**The task:** Lines that hold the word "text" should be located and copied.

**Dataset rows:**

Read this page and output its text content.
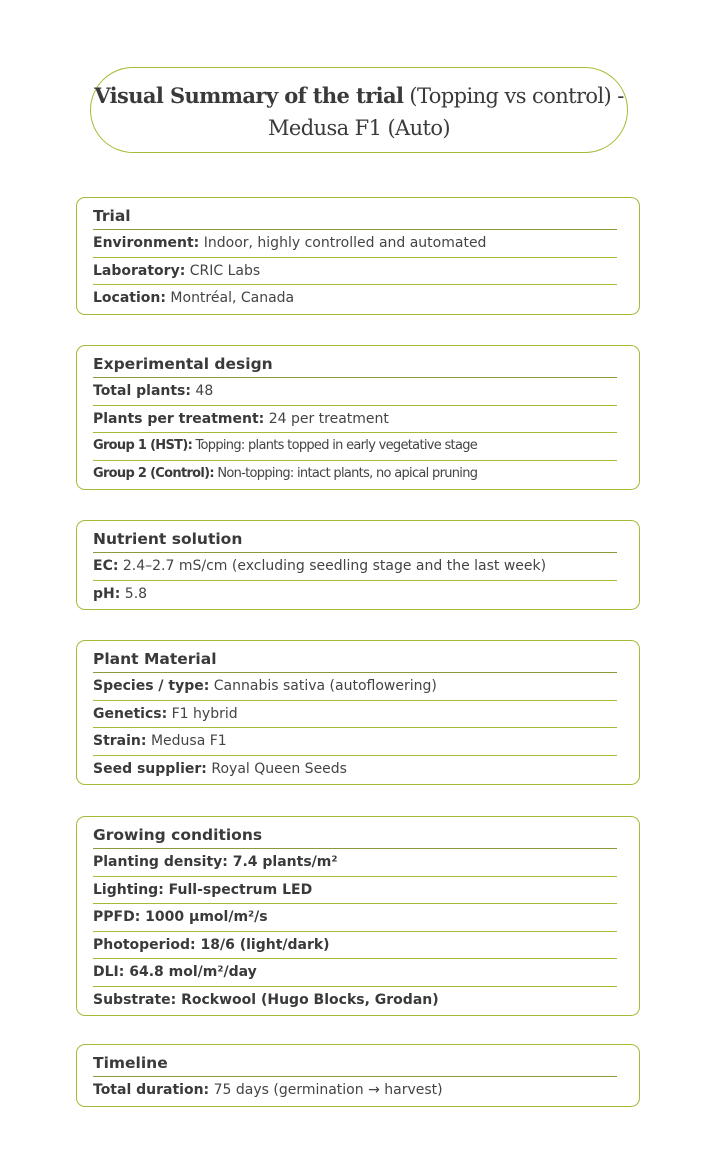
Visual Summary of the trial (Topping vs control) - Medusa F1 (Auto)
Trial
Environment: Indoor, highly controlled and automated
Laboratory: CRIC Labs
Location: Montréal, Canada
Experimental design
Total plants: 48
Plants per treatment: 24 per treatment
Group 1 (HST): Topping: plants topped in early vegetative stage
Group 2 (Control): Non-topping: intact plants, no apical pruning
Nutrient solution
EC: 2.4–2.7 mS/cm (excluding seedling stage and the last week)
pH: 5.8
Plant Material
Species / type: Cannabis sativa (autoflowering)
Genetics: F1 hybrid
Strain: Medusa F1
Seed supplier: Royal Queen Seeds
Growing conditions
Planting density: 7.4 plants/m²
Lighting: Full-spectrum LED
PPFD: 1000 µmol/m²/s
Photoperiod: 18/6 (light/dark)
DLI: 64.8 mol/m²/day
Substrate: Rockwool (Hugo Blocks, Grodan)
Timeline
Total duration: 75 days (germination → harvest)
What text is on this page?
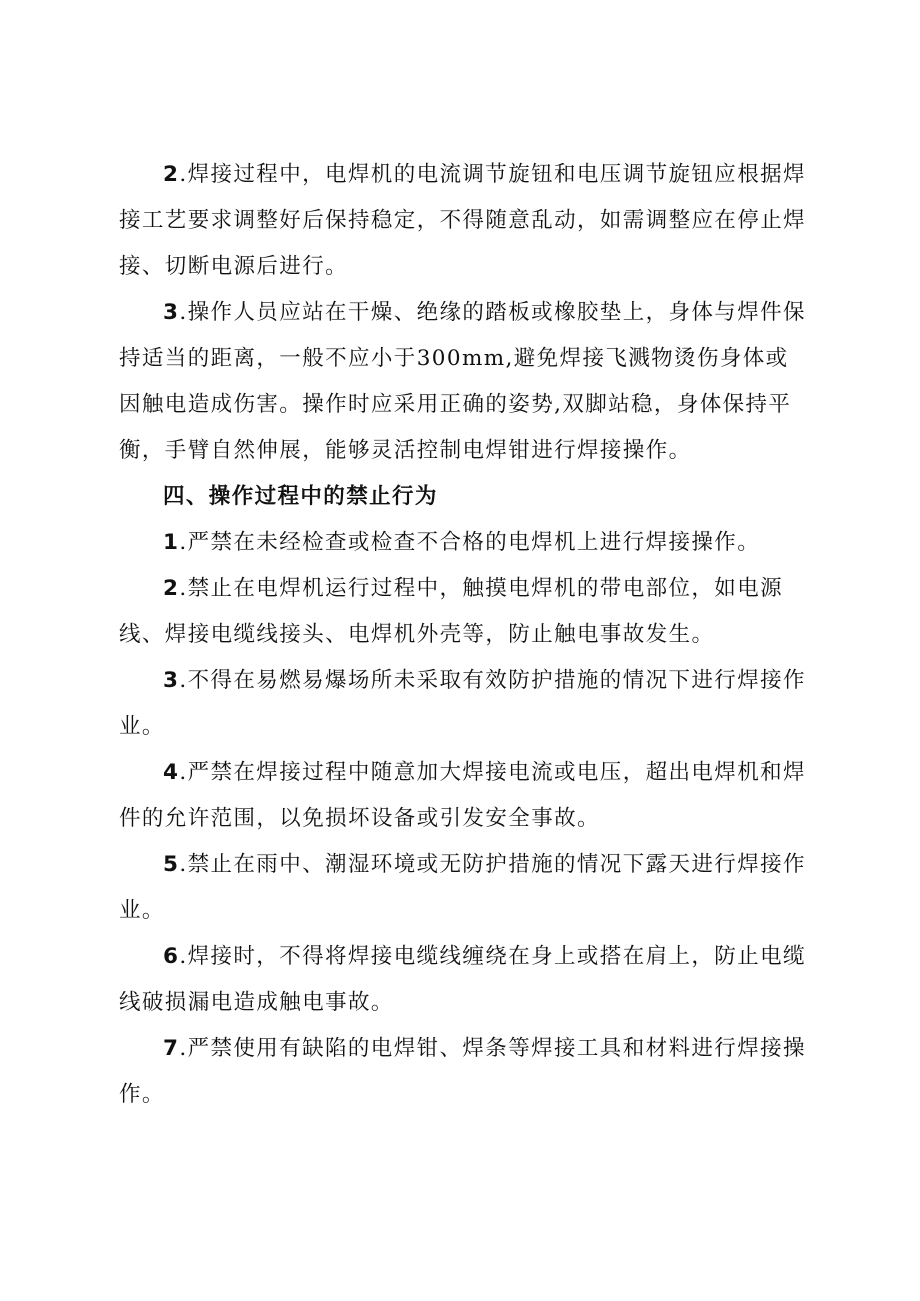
2.焊接过程中，电焊机的电流调节旋钮和电压调节旋钮应根据焊接工艺要求调整好后保持稳定，不得随意乱动，如需调整应在停止焊接、切断电源后进行。

3.操作人员应站在干燥、绝缘的踏板或橡胶垫上，身体与焊件保持适当的距离，一般不应小于300mm,避免焊接飞溅物烫伤身体或因触电造成伤害。操作时应采用正确的姿势,双脚站稳，身体保持平衡，手臂自然伸展，能够灵活控制电焊钳进行焊接操作。

四、操作过程中的禁止行为

1.严禁在未经检查或检查不合格的电焊机上进行焊接操作。

2.禁止在电焊机运行过程中，触摸电焊机的带电部位，如电源线、焊接电缆线接头、电焊机外壳等，防止触电事故发生。

3.不得在易燃易爆场所未采取有效防护措施的情况下进行焊接作业。

4.严禁在焊接过程中随意加大焊接电流或电压，超出电焊机和焊件的允许范围，以免损坏设备或引发安全事故。

5.禁止在雨中、潮湿环境或无防护措施的情况下露天进行焊接作业。

6.焊接时，不得将焊接电缆线缠绕在身上或搭在肩上，防止电缆线破损漏电造成触电事故。

7.严禁使用有缺陷的电焊钳、焊条等焊接工具和材料进行焊接操作。
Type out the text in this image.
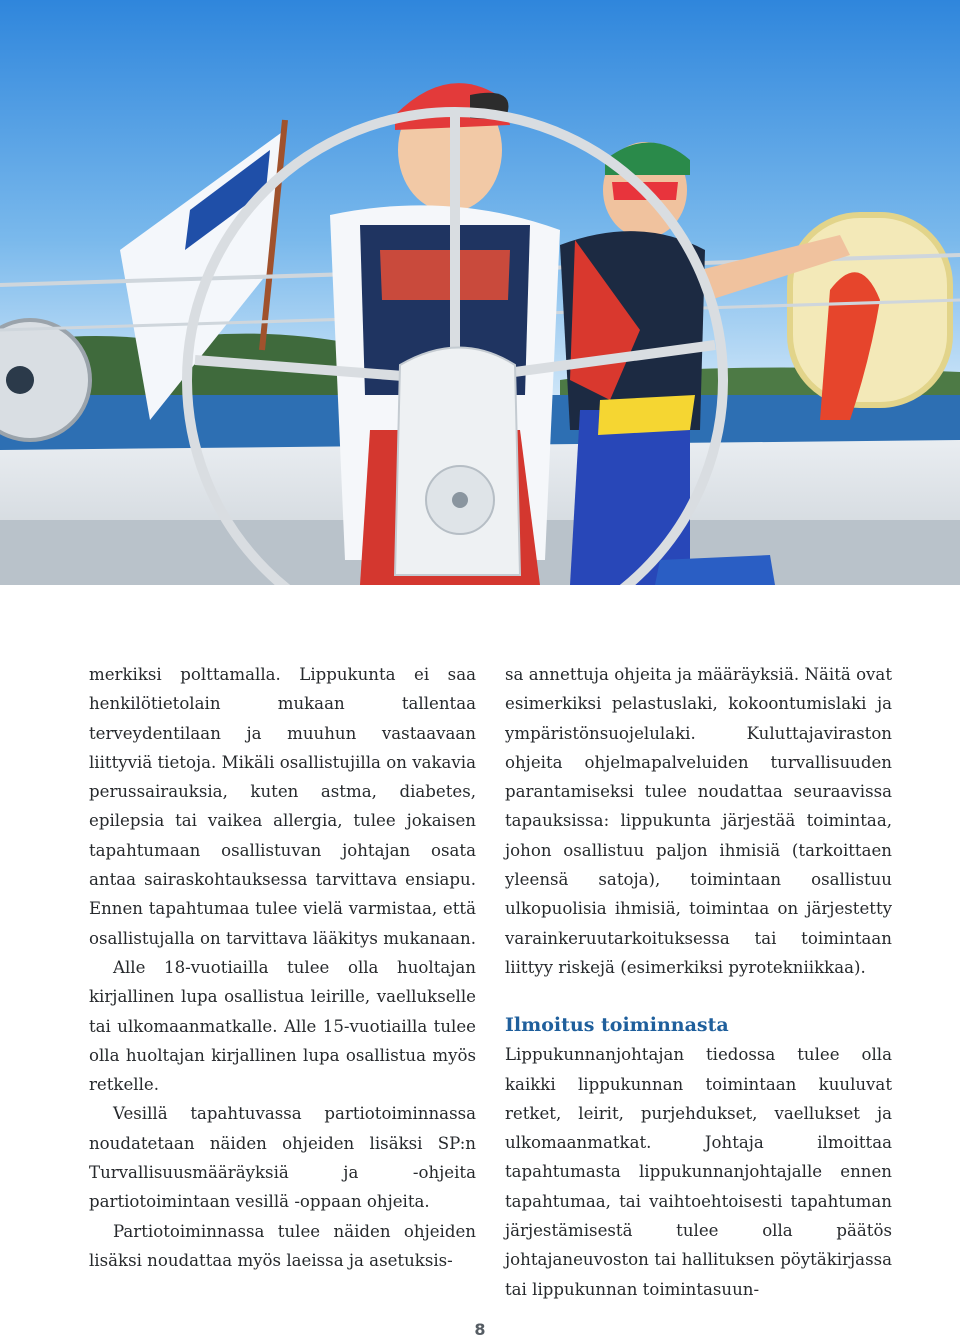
merkiksi polttamalla. Lippukunta ei saa henkilötietolain mukaan tallentaa terveydentilaan ja muuhun vastaavaan liittyviä tietoja. Mikäli osallistujilla on vakavia perussairauksia, kuten astma, diabetes, epilepsia tai vaikea allergia, tulee jokaisen tapahtumaan osallistuvan johtajan osata antaa sairaskohtauksessa tarvittava ensiapu. Ennen tapahtumaa tulee vielä varmistaa, että osallistujalla on tarvittava lääkitys mukanaan.

Alle 18-vuotiailla tulee olla huoltajan kirjallinen lupa osallistua leirille, vaellukselle tai ulkomaanmatkalle. Alle 15-vuotiailla tulee olla huoltajan kirjallinen lupa osallistua myös retkelle.

Vesillä tapahtuvassa partiotoiminnassa noudatetaan näiden ohjeiden lisäksi SP:n Turvallisuusmääräyksiä ja -ohjeita partiotoimintaan vesillä -oppaan ohjeita.

Partiotoiminnassa tulee näiden ohjeiden lisäksi noudattaa myös laeissa ja asetuksis-

sa annettuja ohjeita ja määräyksiä. Näitä ovat esimerkiksi pelastuslaki, kokoontumislaki ja ympäristönsuojelulaki. Kuluttajaviraston ohjeita ohjelmapalveluiden turvallisuuden parantamiseksi tulee noudattaa seuraavissa tapauksissa: lippukunta järjestää toimintaa, johon osallistuu paljon ihmisiä (tarkoittaen yleensä satoja), toimintaan osallistuu ulkopuolisia ihmisiä, toimintaa on järjestetty varainkeruutarkoituksessa tai toimintaan liittyy riskejä (esimerkiksi pyrotekniikkaa).

Ilmoitus toiminnasta

Lippukunnanjohtajan tiedossa tulee olla kaikki lippukunnan toimintaan kuuluvat retket, leirit, purjehdukset, vaellukset ja ulkomaanmatkat. Johtaja ilmoittaa tapahtumasta lippukunnanjohtajalle ennen tapahtumaa, tai vaihtoehtoisesti tapahtuman järjestämisestä tulee olla päätös johtajaneuvoston tai hallituksen pöytäkirjassa tai lippukunnan toimintasuun-

8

**Written answer:**
Read this page and output its text content.
What text is on this page?
Type out the text in this image.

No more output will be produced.